═════ Information provided ═════
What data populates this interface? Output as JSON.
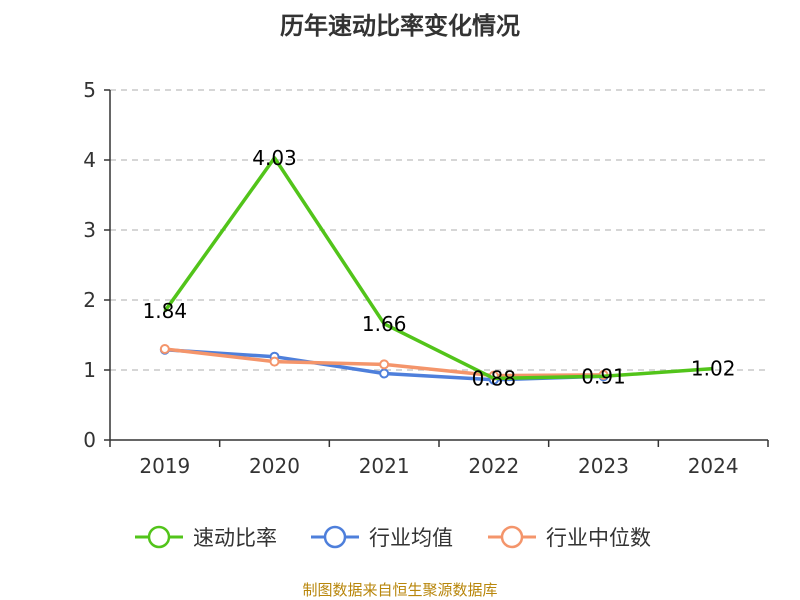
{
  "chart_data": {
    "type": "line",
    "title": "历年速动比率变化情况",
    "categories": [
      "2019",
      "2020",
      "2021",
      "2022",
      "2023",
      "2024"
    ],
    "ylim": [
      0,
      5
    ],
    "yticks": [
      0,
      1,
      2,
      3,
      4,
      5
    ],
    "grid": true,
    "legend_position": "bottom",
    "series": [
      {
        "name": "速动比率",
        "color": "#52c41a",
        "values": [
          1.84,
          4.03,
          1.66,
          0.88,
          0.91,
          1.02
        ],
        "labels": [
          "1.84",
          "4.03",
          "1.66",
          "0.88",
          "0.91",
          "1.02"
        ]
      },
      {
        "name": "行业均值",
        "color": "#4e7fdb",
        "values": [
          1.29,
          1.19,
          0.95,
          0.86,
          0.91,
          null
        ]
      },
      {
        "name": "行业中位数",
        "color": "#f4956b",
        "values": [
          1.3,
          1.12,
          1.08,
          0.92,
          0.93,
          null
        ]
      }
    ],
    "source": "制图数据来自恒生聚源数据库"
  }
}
═════
- _What is expected_:
Show each line of the listing that holds the string "color".

- _The reply_:
        "color": "#52c41a",
        "color": "#4e7fdb",
        "color": "#f4956b",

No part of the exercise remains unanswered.